Problem requirements –
Which lines hold the string "difference"? Copy every one of them.

Provided entries –
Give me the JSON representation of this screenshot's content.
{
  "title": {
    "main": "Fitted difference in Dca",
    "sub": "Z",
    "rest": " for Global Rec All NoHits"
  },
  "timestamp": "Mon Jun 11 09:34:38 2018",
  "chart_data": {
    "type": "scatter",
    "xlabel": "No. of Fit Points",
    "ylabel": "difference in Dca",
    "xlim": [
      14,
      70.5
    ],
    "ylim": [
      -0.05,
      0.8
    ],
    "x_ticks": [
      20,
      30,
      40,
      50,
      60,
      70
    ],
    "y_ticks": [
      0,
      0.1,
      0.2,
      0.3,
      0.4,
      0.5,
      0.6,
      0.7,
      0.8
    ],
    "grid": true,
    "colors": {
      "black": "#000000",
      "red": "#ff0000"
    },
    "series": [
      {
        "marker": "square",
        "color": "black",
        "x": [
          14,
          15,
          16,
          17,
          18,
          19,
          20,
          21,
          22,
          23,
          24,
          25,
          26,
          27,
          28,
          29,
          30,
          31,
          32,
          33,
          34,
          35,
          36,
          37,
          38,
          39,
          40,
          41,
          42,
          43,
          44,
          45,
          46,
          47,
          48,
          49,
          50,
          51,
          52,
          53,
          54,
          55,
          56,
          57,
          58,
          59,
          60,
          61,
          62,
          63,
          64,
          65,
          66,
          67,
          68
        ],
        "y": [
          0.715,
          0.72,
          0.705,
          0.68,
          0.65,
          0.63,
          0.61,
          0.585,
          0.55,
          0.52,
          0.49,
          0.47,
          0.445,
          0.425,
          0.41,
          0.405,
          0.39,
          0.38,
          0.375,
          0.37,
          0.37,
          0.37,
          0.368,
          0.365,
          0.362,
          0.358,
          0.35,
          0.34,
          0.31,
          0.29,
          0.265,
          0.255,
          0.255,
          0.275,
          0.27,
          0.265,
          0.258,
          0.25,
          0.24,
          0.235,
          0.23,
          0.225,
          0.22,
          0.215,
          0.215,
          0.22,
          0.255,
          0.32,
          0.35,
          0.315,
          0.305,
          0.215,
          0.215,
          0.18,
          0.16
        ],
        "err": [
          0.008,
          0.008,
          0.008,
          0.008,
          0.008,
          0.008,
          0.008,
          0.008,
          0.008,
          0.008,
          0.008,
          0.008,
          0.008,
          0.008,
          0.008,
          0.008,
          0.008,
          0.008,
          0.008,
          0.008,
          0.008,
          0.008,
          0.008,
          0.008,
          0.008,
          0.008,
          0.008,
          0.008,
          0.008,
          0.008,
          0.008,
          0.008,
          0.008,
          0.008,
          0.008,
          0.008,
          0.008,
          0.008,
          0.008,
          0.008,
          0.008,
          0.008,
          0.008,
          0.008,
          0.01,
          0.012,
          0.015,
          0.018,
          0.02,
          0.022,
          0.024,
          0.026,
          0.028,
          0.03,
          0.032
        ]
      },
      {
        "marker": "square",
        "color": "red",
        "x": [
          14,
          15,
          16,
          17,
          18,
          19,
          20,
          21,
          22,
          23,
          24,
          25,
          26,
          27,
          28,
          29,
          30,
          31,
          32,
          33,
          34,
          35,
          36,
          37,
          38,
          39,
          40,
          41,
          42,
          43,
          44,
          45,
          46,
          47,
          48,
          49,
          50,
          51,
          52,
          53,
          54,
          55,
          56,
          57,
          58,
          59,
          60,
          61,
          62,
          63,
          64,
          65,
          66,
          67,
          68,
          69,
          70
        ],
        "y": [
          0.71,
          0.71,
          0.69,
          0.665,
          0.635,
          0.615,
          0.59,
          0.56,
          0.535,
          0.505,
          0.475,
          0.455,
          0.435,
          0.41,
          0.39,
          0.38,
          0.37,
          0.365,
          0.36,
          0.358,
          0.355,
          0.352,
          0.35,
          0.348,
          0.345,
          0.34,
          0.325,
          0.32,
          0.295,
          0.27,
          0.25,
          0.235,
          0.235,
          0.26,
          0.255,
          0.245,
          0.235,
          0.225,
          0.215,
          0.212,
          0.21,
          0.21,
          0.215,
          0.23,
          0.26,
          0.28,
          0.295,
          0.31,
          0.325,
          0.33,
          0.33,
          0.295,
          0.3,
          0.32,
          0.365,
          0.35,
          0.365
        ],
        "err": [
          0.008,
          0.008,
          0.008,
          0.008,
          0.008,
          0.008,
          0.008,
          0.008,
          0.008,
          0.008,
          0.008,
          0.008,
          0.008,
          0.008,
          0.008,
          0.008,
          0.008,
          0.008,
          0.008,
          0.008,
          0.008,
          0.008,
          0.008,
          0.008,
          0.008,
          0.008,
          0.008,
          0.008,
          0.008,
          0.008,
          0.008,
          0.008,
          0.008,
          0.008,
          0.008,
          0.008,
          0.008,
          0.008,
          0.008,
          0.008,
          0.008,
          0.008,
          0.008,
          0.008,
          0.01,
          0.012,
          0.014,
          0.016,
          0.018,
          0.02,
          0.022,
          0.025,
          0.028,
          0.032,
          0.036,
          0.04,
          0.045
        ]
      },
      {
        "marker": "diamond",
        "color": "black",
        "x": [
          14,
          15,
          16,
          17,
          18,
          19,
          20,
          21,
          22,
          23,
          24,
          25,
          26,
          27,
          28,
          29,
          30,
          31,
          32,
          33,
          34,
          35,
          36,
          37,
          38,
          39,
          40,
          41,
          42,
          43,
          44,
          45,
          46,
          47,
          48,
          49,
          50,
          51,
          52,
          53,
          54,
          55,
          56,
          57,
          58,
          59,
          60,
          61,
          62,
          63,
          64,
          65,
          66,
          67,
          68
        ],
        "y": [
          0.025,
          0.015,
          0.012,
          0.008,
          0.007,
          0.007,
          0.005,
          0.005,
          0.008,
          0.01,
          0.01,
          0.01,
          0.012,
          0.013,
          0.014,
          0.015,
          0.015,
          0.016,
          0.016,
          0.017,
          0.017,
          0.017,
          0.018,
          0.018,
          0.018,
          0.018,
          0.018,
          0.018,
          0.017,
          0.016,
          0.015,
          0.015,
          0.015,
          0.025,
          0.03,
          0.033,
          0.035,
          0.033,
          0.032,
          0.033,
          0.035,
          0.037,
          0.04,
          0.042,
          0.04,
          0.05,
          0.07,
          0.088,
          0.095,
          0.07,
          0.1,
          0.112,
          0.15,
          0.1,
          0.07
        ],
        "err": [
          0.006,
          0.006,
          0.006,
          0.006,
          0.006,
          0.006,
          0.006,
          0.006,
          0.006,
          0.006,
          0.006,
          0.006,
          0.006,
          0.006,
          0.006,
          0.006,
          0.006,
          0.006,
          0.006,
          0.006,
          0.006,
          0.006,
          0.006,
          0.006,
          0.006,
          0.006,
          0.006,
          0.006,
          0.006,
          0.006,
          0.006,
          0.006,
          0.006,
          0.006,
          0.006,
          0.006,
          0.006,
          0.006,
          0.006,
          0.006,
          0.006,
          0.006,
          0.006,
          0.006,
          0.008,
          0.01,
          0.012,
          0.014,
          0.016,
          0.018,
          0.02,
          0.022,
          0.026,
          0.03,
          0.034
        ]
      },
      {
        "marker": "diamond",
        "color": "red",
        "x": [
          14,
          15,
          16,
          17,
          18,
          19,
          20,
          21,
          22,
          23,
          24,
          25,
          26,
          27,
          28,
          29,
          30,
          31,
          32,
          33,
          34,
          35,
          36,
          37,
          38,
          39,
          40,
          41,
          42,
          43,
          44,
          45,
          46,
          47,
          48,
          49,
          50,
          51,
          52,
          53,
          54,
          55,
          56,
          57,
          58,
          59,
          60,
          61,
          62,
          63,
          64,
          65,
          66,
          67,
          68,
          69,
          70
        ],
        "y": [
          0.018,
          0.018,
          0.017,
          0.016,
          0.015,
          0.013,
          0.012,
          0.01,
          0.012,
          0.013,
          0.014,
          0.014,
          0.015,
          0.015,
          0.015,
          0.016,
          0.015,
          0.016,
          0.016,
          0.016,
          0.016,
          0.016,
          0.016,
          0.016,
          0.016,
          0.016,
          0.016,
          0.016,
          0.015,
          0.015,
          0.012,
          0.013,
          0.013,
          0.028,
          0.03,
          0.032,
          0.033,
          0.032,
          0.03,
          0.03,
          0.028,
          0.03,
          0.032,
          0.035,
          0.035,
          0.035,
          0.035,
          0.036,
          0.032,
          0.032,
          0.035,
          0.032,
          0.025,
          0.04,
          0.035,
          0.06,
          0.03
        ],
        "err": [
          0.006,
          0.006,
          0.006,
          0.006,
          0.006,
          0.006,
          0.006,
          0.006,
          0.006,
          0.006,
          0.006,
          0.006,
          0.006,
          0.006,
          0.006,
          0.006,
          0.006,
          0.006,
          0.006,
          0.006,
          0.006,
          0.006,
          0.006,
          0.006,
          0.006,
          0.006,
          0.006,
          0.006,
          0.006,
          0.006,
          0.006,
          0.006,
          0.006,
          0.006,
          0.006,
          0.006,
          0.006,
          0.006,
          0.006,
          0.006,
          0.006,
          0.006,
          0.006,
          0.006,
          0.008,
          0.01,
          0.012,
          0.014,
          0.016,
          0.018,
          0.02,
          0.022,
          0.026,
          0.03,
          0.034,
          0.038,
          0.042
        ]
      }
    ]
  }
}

Answer to this problem –
    "main": "Fitted difference in Dca",
    "ylabel": "difference in Dca",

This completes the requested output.